Stored items from a collection
START

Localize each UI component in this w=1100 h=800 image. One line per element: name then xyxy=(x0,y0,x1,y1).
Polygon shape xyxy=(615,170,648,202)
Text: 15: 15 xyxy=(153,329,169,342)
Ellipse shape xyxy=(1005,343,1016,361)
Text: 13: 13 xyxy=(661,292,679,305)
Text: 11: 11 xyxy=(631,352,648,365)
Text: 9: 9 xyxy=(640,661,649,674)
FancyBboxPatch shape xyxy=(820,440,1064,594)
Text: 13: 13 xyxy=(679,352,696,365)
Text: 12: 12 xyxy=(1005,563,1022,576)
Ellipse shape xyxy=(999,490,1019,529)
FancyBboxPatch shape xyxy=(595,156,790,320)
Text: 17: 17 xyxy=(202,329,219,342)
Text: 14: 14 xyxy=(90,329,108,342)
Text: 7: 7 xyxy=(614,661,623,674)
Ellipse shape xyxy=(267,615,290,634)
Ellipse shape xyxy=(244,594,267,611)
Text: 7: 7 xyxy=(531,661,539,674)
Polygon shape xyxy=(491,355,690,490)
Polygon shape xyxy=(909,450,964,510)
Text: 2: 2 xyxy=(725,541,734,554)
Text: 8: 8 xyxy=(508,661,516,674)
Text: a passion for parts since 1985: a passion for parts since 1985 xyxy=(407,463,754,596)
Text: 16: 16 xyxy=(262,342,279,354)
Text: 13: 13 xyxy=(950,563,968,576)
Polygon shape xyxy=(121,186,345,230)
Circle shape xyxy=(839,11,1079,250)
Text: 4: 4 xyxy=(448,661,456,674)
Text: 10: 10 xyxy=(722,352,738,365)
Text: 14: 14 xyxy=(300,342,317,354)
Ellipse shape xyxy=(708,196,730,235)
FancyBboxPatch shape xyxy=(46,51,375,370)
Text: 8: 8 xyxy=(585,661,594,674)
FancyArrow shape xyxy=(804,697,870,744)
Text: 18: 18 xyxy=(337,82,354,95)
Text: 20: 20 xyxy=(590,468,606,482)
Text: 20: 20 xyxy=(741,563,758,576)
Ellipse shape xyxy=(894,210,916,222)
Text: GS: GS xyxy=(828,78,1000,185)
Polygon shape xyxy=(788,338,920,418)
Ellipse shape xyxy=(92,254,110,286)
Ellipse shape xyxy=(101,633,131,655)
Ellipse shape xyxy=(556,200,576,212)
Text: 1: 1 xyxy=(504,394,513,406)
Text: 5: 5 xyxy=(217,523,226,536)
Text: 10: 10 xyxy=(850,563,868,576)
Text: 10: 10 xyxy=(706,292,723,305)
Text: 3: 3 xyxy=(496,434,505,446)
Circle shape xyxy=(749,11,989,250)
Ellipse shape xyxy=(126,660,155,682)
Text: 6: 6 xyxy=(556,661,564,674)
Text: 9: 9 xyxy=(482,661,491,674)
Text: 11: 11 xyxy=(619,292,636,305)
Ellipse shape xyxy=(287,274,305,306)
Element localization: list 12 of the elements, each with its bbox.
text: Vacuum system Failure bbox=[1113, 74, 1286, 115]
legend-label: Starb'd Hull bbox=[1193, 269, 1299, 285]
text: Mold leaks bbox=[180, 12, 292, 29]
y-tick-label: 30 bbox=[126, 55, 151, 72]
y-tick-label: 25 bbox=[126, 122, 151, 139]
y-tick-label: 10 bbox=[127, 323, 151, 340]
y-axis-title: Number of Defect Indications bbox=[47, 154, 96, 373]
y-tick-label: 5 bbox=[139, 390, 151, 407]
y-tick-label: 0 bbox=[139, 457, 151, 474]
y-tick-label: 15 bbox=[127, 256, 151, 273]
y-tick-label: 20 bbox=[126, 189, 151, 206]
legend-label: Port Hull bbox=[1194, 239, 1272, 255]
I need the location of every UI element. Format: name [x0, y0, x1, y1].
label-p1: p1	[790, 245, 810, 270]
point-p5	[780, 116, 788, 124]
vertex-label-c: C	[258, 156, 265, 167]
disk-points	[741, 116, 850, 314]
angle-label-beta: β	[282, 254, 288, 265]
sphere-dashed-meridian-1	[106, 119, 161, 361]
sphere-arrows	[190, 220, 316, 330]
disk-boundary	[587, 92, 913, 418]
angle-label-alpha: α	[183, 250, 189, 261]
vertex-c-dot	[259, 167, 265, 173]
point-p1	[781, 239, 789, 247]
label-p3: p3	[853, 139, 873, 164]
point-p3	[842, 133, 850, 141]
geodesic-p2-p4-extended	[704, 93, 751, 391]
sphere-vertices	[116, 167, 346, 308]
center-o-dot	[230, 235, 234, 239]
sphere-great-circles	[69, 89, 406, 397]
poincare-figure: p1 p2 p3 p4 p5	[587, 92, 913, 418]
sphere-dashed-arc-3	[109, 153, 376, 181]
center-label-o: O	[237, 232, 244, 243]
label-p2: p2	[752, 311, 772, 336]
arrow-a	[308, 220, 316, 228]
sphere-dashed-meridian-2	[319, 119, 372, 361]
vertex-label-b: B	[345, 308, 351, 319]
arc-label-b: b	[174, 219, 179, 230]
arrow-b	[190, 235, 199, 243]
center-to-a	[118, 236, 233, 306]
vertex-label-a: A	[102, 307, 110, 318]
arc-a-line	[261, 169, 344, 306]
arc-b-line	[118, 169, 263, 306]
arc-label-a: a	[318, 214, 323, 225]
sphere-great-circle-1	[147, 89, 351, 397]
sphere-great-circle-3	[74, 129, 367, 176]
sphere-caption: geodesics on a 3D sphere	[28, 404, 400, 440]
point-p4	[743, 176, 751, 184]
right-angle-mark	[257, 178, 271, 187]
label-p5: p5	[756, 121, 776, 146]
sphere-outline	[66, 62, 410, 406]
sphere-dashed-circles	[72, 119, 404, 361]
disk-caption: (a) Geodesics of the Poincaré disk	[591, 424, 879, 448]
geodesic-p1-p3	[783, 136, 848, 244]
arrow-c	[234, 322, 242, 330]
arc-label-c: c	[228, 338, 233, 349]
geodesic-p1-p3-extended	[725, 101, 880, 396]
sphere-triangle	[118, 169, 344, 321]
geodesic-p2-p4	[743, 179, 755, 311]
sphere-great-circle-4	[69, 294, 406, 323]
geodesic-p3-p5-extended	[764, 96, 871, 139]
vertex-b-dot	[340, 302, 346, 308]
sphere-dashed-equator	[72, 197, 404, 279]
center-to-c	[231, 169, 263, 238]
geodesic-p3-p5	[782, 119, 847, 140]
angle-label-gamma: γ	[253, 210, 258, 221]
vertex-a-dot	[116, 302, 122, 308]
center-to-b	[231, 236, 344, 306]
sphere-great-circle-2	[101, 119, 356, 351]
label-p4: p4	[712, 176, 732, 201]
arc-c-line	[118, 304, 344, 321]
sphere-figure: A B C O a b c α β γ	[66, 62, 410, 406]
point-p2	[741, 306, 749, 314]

END

* SHORT PROBLEM
Rewrite all of the material above, replacing every "FancyBboxPatch" with "RoundedRectangle" and leaving everything else unchanged.

* RESPONSE TO THIS TASK
Localize each UI component in this w=1100 h=800 image. One line per element: name then xyxy=(x0,y0,x1,y1).
Polygon shape xyxy=(615,170,648,202)
Text: 15: 15 xyxy=(153,329,169,342)
Ellipse shape xyxy=(1005,343,1016,361)
Text: 13: 13 xyxy=(661,292,679,305)
Text: 11: 11 xyxy=(631,352,648,365)
Text: 9: 9 xyxy=(640,661,649,674)
RoundedRectangle shape xyxy=(820,440,1064,594)
Text: 13: 13 xyxy=(679,352,696,365)
Text: 12: 12 xyxy=(1005,563,1022,576)
Ellipse shape xyxy=(999,490,1019,529)
RoundedRectangle shape xyxy=(595,156,790,320)
Text: 17: 17 xyxy=(202,329,219,342)
Text: 14: 14 xyxy=(90,329,108,342)
Text: 7: 7 xyxy=(614,661,623,674)
Ellipse shape xyxy=(267,615,290,634)
Ellipse shape xyxy=(244,594,267,611)
Text: 7: 7 xyxy=(531,661,539,674)
Polygon shape xyxy=(491,355,690,490)
Polygon shape xyxy=(909,450,964,510)
Text: 2: 2 xyxy=(725,541,734,554)
Text: 8: 8 xyxy=(508,661,516,674)
Text: a passion for parts since 1985: a passion for parts since 1985 xyxy=(407,463,754,596)
Text: 16: 16 xyxy=(262,342,279,354)
Text: 13: 13 xyxy=(950,563,968,576)
Polygon shape xyxy=(121,186,345,230)
Circle shape xyxy=(839,11,1079,250)
Text: 4: 4 xyxy=(448,661,456,674)
Text: 10: 10 xyxy=(722,352,738,365)
Text: 14: 14 xyxy=(300,342,317,354)
Ellipse shape xyxy=(708,196,730,235)
RoundedRectangle shape xyxy=(46,51,375,370)
Text: 8: 8 xyxy=(585,661,594,674)
FancyArrow shape xyxy=(804,697,870,744)
Text: 18: 18 xyxy=(337,82,354,95)
Text: 20: 20 xyxy=(590,468,606,482)
Text: 20: 20 xyxy=(741,563,758,576)
Ellipse shape xyxy=(894,210,916,222)
Text: GS: GS xyxy=(828,78,1000,185)
Polygon shape xyxy=(788,338,920,418)
Ellipse shape xyxy=(92,254,110,286)
Ellipse shape xyxy=(101,633,131,655)
Ellipse shape xyxy=(556,200,576,212)
Text: 1: 1 xyxy=(504,394,513,406)
Text: 5: 5 xyxy=(217,523,226,536)
Text: 10: 10 xyxy=(850,563,868,576)
Text: 10: 10 xyxy=(706,292,723,305)
Text: 3: 3 xyxy=(496,434,505,446)
Circle shape xyxy=(749,11,989,250)
Ellipse shape xyxy=(126,660,155,682)
Text: 6: 6 xyxy=(556,661,564,674)
Text: 9: 9 xyxy=(482,661,491,674)
Text: 11: 11 xyxy=(619,292,636,305)
Ellipse shape xyxy=(287,274,305,306)
Element localization: list 12 of the elements, each with its bbox.
text: Vacuum system Failure bbox=[1113, 74, 1286, 115]
legend-label: Starb'd Hull bbox=[1193, 269, 1299, 285]
text: Mold leaks bbox=[180, 12, 292, 29]
y-tick-label: 30 bbox=[126, 55, 151, 72]
y-tick-label: 25 bbox=[126, 122, 151, 139]
y-tick-label: 10 bbox=[127, 323, 151, 340]
y-axis-title: Number of Defect Indications bbox=[47, 154, 96, 373]
y-tick-label: 5 bbox=[139, 390, 151, 407]
y-tick-label: 0 bbox=[139, 457, 151, 474]
y-tick-label: 15 bbox=[127, 256, 151, 273]
y-tick-label: 20 bbox=[126, 189, 151, 206]
legend-label: Port Hull bbox=[1194, 239, 1272, 255]
I need the location of every UI element. Format: name [x0, y0, x1, y1].
label-p1: p1	[790, 245, 810, 270]
point-p5	[780, 116, 788, 124]
vertex-label-c: C	[258, 156, 265, 167]
disk-points	[741, 116, 850, 314]
angle-label-beta: β	[282, 254, 288, 265]
sphere-dashed-meridian-1	[106, 119, 161, 361]
sphere-arrows	[190, 220, 316, 330]
disk-boundary	[587, 92, 913, 418]
angle-label-alpha: α	[183, 250, 189, 261]
vertex-c-dot	[259, 167, 265, 173]
point-p1	[781, 239, 789, 247]
label-p3: p3	[853, 139, 873, 164]
point-p3	[842, 133, 850, 141]
geodesic-p2-p4-extended	[704, 93, 751, 391]
sphere-vertices	[116, 167, 346, 308]
center-o-dot	[230, 235, 234, 239]
sphere-great-circles	[69, 89, 406, 397]
poincare-figure: p1 p2 p3 p4 p5	[587, 92, 913, 418]
sphere-dashed-arc-3	[109, 153, 376, 181]
center-label-o: O	[237, 232, 244, 243]
label-p2: p2	[752, 311, 772, 336]
arrow-a	[308, 220, 316, 228]
sphere-dashed-meridian-2	[319, 119, 372, 361]
vertex-label-b: B	[345, 308, 351, 319]
arc-label-b: b	[174, 219, 179, 230]
arrow-b	[190, 235, 199, 243]
center-to-a	[118, 236, 233, 306]
vertex-label-a: A	[102, 307, 110, 318]
arc-a-line	[261, 169, 344, 306]
arc-b-line	[118, 169, 263, 306]
arc-label-a: a	[318, 214, 323, 225]
sphere-great-circle-1	[147, 89, 351, 397]
sphere-great-circle-3	[74, 129, 367, 176]
sphere-caption: geodesics on a 3D sphere	[28, 404, 400, 440]
point-p4	[743, 176, 751, 184]
right-angle-mark	[257, 178, 271, 187]
label-p5: p5	[756, 121, 776, 146]
sphere-outline	[66, 62, 410, 406]
sphere-dashed-circles	[72, 119, 404, 361]
disk-caption: (a) Geodesics of the Poincaré disk	[591, 424, 879, 448]
geodesic-p1-p3	[783, 136, 848, 244]
arrow-c	[234, 322, 242, 330]
arc-label-c: c	[228, 338, 233, 349]
geodesic-p1-p3-extended	[725, 101, 880, 396]
sphere-triangle	[118, 169, 344, 321]
geodesic-p2-p4	[743, 179, 755, 311]
sphere-great-circle-4	[69, 294, 406, 323]
geodesic-p3-p5-extended	[764, 96, 871, 139]
vertex-b-dot	[340, 302, 346, 308]
sphere-dashed-equator	[72, 197, 404, 279]
center-to-c	[231, 169, 263, 238]
geodesic-p3-p5	[782, 119, 847, 140]
angle-label-gamma: γ	[253, 210, 258, 221]
vertex-a-dot	[116, 302, 122, 308]
center-to-b	[231, 236, 344, 306]
sphere-great-circle-2	[101, 119, 356, 351]
label-p4: p4	[712, 176, 732, 201]
arc-c-line	[118, 304, 344, 321]
sphere-figure: A B C O a b c α β γ	[66, 62, 410, 406]
point-p2	[741, 306, 749, 314]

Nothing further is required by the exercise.